### Requirements:
List each line of the data in which the string "необходимых" appears.

### Rows:
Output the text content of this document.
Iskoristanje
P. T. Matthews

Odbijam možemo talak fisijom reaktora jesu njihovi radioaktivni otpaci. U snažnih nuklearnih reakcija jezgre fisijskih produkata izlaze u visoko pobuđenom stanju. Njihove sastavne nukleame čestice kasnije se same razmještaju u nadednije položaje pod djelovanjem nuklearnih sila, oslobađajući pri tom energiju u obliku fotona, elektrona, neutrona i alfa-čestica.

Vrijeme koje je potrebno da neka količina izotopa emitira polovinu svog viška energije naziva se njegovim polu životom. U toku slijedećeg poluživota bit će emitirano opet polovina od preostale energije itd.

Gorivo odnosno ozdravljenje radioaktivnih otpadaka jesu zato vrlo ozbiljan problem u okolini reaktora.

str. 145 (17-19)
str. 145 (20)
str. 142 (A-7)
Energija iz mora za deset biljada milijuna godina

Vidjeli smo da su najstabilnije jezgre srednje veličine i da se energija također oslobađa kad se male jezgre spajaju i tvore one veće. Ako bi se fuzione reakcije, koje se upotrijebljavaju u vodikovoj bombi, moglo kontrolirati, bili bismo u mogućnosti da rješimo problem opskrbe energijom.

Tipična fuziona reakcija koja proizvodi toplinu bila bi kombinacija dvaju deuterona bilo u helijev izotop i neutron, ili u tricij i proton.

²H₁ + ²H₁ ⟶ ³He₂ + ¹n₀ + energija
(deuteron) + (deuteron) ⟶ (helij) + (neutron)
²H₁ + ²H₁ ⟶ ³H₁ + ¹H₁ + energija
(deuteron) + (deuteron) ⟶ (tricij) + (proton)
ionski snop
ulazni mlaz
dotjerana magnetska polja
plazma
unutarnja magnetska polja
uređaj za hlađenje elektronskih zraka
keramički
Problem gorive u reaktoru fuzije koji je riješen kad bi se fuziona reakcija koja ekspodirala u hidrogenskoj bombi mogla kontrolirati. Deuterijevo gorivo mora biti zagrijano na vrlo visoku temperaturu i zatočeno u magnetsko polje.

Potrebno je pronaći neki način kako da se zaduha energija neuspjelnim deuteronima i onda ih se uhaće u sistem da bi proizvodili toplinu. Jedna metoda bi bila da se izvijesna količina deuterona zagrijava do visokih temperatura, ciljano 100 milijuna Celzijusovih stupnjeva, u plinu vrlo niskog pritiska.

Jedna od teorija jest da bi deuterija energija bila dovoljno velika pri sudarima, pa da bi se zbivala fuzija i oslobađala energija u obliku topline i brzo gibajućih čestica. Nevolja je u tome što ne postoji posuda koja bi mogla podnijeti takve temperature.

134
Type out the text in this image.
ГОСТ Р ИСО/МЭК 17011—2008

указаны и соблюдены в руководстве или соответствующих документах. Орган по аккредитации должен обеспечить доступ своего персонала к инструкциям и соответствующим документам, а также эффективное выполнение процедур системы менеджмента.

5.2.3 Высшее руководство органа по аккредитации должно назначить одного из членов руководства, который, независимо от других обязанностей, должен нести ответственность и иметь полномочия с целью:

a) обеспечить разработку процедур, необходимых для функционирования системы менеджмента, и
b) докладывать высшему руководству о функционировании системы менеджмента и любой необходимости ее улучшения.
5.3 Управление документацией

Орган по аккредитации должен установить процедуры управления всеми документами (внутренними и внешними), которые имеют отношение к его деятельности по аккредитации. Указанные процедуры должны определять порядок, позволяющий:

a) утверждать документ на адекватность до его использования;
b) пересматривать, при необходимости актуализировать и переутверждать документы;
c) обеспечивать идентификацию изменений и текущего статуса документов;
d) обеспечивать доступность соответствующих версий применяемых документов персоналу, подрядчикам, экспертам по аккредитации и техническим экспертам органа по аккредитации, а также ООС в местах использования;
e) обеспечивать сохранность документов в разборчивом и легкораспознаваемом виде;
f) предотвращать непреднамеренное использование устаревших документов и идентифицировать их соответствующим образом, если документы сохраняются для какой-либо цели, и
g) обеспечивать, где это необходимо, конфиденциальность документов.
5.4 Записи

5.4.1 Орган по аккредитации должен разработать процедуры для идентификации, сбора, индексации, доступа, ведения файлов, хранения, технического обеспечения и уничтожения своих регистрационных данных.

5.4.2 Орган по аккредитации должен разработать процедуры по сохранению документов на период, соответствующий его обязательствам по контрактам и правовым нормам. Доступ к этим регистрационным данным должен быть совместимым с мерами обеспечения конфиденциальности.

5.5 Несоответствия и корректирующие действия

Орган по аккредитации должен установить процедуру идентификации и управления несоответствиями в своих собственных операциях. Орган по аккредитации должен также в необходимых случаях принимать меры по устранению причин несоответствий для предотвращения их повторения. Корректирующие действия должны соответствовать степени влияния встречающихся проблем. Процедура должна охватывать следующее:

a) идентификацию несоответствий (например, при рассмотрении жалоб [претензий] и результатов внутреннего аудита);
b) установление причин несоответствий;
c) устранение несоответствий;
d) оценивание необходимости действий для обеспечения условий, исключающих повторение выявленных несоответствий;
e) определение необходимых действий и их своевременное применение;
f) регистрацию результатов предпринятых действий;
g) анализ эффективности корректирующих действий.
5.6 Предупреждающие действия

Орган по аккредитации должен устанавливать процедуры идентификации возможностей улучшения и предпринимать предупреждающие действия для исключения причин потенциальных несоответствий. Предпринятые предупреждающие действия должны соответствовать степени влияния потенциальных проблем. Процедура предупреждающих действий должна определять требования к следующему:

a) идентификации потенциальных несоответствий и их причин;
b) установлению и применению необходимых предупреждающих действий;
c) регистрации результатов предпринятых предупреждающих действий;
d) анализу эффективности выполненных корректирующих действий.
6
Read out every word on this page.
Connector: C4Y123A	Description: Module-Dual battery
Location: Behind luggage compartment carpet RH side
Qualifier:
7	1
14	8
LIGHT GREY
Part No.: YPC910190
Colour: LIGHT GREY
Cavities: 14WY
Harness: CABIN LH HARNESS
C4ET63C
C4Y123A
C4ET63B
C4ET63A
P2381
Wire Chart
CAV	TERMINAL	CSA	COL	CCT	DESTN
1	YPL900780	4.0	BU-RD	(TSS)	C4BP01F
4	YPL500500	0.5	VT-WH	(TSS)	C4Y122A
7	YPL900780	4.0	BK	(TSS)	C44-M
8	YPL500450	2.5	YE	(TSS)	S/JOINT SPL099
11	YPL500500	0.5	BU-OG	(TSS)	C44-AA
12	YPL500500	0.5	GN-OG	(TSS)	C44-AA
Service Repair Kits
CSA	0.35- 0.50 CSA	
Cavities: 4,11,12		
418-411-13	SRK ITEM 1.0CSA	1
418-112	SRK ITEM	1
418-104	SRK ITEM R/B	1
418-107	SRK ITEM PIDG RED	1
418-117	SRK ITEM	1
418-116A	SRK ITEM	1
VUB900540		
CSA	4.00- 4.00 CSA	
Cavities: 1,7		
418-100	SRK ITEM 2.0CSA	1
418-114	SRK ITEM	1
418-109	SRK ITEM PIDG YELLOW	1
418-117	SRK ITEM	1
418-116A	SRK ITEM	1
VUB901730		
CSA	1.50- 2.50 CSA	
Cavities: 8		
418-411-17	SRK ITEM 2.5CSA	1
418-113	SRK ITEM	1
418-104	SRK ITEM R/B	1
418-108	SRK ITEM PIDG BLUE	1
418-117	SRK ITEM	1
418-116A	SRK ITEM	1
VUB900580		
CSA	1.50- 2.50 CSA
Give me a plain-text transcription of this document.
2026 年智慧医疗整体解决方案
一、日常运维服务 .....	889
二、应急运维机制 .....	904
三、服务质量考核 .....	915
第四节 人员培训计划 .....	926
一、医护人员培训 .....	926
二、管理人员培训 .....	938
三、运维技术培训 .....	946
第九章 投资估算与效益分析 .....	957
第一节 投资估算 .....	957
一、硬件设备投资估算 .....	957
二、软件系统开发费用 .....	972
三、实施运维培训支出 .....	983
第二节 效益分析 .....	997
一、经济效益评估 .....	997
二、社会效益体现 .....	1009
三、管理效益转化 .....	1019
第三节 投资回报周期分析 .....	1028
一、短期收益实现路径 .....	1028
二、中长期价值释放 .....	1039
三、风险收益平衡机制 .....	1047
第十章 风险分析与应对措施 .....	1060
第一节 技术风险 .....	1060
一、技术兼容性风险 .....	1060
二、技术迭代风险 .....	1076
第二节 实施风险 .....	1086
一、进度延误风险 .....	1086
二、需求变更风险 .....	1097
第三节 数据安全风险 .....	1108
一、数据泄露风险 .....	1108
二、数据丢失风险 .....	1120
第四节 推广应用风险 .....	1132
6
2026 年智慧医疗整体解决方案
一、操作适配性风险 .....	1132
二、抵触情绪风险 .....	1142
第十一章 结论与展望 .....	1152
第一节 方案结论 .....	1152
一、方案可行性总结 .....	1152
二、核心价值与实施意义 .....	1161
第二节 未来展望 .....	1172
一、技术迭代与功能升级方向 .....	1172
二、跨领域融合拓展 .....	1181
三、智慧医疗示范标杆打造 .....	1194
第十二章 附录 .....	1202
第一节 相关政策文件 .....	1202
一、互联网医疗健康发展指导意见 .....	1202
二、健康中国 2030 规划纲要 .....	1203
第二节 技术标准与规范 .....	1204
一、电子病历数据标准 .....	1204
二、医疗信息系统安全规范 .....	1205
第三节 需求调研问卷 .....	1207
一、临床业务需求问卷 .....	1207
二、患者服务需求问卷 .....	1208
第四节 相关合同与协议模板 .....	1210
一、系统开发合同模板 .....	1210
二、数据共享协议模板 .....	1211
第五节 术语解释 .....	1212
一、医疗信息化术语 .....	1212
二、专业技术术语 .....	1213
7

### Result:
a) обеспечить разработку процедур, необходимых для функционирования системы менеджмента, и
Орган по аккредитации должен установить процедуру идентификации и управления несоответствиями в своих собственных операциях. Орган по аккредитации должен также в необходимых случаях принимать меры по устранению причин несоответствий для предотвращения их повторения. Корректирующие действия должны соответствовать степени влияния встречающихся проблем. Процедура должна охватывать следующее:
e) определение необходимых действий и их своевременное применение;
b) установлению и применению необходимых предупреждающих действий;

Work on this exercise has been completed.